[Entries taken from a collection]
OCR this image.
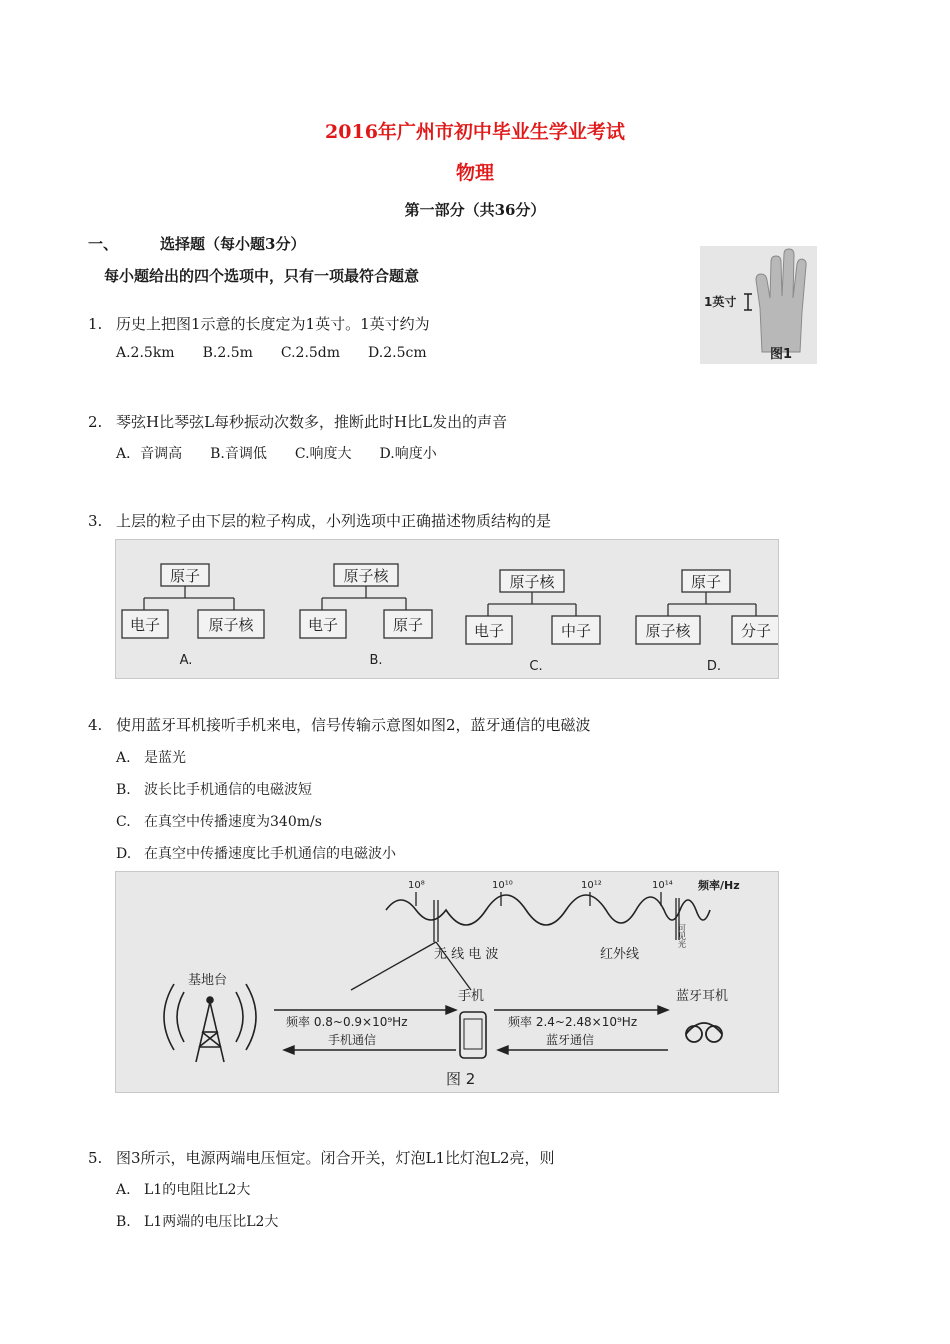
2016年广州市初中毕业生学业考试
物理
第一部分（共36分）
一、	选择题（每小题3分）
每小题给出的四个选项中，只有一项最符合题意
1英寸
图1
1. 历史上把图1示意的长度定为1英寸。1英寸约为
A.2.5km B.2.5m C.2.5dm D.2.5cm
2. 琴弦H比琴弦L每秒振动次数多，推断此时H比L发出的声音
A．音调高 B.音调低 C.响度大 D.响度小
3. 上层的粒子由下层的粒子构成，小列选项中正确描述物质结构的是
原子
电子	原子核
A.
原子核
电子	原子
B.
原子核
电子	中子
C.
原子
原子核	分子
D.
4. 使用蓝牙耳机接听手机来电，信号传输示意图如图2，蓝牙通信的电磁波
A. 是蓝光
B. 波长比手机通信的电磁波短
C. 在真空中传播速度为340m/s
D. 在真空中传播速度比手机通信的电磁波小
10⁸	10¹⁰	10¹²	10¹⁴ 频率/Hz
无 线 电 波	红外线
可见光
基地台
手机	蓝牙耳机
频率 0.8~0.9×10⁹Hz
手机通信
频率 2.4~2.48×10⁹Hz
蓝牙通信
图 2
5. 图3所示，电源两端电压恒定。闭合开关，灯泡L1比灯泡L2亮，则
A. L1的电阻比L2大
B. L1两端的电压比L2大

### [Instructions for the task]
Every record is to be reproduced exactly, with no pictures included.

### [The reply]
OCR this image.
2016年广州市初中毕业生学业考试
物理
第一部分（共36分）
一、	选择题（每小题3分）
每小题给出的四个选项中，只有一项最符合题意
1英寸
图1
1. 历史上把图1示意的长度定为1英寸。1英寸约为
A.2.5km B.2.5m C.2.5dm D.2.5cm
2. 琴弦H比琴弦L每秒振动次数多，推断此时H比L发出的声音
A．音调高 B.音调低 C.响度大 D.响度小
3. 上层的粒子由下层的粒子构成，小列选项中正确描述物质结构的是
原子
电子	原子核
A.
原子核
电子	原子
B.
原子核
电子	中子
C.
原子
原子核	分子
D.
4. 使用蓝牙耳机接听手机来电，信号传输示意图如图2，蓝牙通信的电磁波
A. 是蓝光
B. 波长比手机通信的电磁波短
C. 在真空中传播速度为340m/s
D. 在真空中传播速度比手机通信的电磁波小
10⁸	10¹⁰	10¹²	10¹⁴ 频率/Hz
无 线 电 波	红外线
可见光
基地台
手机	蓝牙耳机
频率 0.8~0.9×10⁹Hz
手机通信
频率 2.4~2.48×10⁹Hz
蓝牙通信
图 2
5. 图3所示，电源两端电压恒定。闭合开关，灯泡L1比灯泡L2亮，则
A. L1的电阻比L2大
B. L1两端的电压比L2大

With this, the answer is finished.